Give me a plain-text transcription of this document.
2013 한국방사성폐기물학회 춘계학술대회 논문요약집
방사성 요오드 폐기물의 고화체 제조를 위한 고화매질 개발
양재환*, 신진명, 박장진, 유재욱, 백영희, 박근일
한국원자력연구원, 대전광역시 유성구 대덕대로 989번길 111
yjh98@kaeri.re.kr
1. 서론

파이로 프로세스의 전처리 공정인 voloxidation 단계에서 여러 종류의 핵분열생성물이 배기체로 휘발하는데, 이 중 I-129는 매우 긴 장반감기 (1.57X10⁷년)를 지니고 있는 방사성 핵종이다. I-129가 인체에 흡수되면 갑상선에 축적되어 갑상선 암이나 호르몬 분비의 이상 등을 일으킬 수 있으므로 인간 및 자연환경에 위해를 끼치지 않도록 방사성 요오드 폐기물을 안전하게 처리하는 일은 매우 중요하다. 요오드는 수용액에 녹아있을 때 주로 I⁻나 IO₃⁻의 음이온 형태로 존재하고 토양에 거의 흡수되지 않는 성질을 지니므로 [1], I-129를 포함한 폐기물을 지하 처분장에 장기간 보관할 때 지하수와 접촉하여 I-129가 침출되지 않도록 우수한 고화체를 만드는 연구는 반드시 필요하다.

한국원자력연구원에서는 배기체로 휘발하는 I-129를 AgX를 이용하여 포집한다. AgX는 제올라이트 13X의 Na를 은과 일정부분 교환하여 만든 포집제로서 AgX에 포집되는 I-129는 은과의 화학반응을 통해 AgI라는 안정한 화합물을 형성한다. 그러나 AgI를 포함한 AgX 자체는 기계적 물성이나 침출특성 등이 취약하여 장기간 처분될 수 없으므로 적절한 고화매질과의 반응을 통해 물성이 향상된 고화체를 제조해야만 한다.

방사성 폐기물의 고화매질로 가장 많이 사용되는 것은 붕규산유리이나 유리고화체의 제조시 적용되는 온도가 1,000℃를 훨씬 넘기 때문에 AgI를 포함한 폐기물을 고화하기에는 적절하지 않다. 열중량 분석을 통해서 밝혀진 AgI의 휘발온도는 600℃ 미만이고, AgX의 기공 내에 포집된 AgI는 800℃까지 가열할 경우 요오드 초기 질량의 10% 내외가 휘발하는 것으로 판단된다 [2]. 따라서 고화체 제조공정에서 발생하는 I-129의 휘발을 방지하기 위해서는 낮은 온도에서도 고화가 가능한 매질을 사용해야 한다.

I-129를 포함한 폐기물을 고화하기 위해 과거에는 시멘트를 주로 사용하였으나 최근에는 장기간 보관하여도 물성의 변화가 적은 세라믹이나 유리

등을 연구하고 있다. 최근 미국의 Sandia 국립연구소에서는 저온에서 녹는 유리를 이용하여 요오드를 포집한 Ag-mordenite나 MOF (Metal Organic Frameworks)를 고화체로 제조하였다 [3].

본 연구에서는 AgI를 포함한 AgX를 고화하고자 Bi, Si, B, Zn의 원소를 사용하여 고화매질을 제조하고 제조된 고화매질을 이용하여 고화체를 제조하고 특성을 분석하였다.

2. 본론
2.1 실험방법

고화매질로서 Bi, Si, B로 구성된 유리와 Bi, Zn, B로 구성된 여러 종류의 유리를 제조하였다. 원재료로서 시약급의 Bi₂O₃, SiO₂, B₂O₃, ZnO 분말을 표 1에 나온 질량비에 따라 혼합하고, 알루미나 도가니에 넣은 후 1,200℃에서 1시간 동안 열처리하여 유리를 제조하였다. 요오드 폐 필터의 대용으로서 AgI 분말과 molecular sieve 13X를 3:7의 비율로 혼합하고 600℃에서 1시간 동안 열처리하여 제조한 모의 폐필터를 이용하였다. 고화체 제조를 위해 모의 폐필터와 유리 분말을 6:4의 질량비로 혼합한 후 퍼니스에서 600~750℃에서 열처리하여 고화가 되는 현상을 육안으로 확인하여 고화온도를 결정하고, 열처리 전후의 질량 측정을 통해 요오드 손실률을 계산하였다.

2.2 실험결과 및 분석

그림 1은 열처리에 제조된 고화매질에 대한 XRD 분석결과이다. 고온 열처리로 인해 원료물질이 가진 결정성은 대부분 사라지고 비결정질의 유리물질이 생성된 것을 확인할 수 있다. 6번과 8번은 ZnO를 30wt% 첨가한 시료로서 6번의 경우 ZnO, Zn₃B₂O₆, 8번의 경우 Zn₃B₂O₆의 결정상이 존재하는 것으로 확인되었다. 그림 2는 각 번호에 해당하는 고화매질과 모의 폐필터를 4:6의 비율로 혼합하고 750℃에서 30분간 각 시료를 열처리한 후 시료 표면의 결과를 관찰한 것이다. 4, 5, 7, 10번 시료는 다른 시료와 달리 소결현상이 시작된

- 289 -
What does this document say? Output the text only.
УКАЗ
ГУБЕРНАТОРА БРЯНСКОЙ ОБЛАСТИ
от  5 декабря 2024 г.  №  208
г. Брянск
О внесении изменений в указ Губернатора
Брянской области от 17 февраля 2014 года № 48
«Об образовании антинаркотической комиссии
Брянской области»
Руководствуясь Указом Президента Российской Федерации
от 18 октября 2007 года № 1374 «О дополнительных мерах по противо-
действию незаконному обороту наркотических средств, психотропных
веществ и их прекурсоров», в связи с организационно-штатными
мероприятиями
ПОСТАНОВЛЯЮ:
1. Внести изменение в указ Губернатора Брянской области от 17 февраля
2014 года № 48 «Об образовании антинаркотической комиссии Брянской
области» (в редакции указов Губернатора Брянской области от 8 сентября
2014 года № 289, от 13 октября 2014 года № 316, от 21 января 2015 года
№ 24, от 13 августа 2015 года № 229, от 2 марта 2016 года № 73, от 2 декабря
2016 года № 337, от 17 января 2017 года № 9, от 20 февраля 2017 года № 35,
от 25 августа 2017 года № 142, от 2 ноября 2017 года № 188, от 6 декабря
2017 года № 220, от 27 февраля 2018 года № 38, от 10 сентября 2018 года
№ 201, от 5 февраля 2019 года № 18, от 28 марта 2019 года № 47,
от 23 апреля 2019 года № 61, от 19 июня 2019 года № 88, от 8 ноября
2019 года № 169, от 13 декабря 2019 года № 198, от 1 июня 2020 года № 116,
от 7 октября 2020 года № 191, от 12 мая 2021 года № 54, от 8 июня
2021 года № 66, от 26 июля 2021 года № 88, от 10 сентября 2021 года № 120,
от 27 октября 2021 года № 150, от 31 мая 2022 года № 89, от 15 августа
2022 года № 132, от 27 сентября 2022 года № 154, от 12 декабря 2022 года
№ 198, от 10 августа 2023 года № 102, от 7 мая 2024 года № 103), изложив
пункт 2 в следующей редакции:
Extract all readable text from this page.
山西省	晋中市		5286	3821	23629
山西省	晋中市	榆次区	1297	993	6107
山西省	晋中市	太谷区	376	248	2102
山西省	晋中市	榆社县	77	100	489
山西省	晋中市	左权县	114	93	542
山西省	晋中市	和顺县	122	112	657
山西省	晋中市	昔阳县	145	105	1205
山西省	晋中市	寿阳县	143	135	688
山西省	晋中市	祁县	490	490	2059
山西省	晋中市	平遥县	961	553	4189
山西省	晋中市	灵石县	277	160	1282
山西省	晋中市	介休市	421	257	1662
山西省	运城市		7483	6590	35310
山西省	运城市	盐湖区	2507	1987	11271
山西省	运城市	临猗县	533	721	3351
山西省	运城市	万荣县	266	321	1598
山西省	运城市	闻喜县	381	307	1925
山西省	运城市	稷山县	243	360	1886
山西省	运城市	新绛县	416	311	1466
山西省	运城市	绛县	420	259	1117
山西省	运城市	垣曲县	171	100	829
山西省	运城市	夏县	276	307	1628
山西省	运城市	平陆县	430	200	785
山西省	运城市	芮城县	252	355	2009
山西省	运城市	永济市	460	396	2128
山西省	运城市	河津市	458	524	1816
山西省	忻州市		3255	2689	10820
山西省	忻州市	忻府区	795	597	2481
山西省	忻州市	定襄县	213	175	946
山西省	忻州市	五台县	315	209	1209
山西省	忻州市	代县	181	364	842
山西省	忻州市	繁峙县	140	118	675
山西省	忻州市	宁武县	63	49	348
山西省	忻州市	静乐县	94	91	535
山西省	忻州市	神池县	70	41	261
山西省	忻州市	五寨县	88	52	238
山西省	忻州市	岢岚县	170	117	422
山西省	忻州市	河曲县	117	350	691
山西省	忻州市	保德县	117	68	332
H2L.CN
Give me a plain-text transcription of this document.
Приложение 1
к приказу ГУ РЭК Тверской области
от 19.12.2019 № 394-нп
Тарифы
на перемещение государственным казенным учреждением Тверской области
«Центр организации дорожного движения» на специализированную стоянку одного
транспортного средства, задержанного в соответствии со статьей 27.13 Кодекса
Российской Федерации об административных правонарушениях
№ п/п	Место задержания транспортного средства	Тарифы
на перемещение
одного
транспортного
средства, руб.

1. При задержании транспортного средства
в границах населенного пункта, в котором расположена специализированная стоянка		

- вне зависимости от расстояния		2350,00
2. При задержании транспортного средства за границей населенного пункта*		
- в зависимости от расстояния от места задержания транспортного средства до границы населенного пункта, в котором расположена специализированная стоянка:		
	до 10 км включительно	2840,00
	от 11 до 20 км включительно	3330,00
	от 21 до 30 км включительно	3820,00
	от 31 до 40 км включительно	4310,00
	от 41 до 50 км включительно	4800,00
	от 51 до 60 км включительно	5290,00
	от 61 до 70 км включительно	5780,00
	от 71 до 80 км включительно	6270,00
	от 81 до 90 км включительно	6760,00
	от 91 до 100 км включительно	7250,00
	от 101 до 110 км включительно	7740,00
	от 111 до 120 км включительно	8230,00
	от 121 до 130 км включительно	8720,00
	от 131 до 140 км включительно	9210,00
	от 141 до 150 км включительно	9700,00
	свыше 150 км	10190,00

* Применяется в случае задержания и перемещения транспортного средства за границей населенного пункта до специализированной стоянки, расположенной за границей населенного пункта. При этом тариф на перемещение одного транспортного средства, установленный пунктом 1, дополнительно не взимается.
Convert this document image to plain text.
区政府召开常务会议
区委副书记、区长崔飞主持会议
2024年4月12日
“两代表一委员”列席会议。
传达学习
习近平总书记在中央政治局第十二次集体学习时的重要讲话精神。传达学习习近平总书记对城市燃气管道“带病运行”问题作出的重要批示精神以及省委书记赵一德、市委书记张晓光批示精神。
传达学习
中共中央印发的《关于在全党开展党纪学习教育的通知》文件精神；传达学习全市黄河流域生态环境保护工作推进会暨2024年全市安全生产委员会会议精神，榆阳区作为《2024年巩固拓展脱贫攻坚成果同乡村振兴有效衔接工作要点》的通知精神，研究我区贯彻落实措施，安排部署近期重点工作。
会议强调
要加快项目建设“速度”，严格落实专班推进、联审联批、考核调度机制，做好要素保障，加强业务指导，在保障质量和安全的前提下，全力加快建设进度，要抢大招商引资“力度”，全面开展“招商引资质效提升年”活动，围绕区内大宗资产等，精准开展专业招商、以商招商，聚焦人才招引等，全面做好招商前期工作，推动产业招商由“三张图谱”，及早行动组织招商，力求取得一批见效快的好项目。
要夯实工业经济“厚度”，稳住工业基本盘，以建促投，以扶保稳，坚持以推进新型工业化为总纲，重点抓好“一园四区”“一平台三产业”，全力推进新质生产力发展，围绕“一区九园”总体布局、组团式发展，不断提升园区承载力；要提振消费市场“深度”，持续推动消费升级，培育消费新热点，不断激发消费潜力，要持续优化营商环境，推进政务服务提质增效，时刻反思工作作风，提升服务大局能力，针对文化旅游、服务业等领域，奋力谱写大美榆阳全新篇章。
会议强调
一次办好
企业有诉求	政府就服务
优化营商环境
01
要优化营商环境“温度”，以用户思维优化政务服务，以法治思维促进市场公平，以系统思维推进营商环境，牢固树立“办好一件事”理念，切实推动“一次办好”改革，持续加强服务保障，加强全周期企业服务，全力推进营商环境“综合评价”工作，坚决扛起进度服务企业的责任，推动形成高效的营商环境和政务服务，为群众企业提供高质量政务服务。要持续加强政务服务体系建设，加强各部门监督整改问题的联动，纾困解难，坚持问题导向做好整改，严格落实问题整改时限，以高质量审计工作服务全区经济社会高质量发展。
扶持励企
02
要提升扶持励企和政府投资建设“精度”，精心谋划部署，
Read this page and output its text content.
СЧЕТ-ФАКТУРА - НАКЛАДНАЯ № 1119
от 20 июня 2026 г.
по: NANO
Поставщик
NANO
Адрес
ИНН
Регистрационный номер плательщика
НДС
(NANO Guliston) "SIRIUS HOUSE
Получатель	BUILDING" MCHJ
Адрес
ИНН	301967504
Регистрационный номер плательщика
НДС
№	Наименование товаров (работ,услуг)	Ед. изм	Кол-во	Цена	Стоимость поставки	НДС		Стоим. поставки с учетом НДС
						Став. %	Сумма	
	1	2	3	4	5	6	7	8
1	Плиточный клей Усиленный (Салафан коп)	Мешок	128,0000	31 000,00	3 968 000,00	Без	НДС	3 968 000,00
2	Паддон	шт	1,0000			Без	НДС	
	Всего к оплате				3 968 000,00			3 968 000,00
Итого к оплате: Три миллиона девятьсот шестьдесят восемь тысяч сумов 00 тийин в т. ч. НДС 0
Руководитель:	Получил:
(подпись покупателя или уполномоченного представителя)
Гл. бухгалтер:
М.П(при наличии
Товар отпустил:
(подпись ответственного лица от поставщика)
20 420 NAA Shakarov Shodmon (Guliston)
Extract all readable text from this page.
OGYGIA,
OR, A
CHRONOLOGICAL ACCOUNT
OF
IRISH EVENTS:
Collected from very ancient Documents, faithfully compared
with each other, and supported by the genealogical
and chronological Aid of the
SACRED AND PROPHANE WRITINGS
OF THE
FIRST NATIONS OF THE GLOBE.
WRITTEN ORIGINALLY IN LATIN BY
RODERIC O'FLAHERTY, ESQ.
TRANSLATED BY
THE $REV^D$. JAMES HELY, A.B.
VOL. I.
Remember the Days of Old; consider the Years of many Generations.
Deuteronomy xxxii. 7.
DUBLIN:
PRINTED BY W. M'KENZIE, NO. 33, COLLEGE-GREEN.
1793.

----

**Problem to work on**
Find the lines containing "сентября" and pull them out.

**Written solution**
области» (в редакции указов Губернатора Брянской области от 8 сентября
2017 года № 220, от 27 февраля 2018 года № 38, от 10 сентября 2018 года
2021 года № 66, от 26 июля 2021 года № 88, от 10 сентября 2021 года № 120,
2022 года № 132, от 27 сентября 2022 года № 154, от 12 декабря 2022 года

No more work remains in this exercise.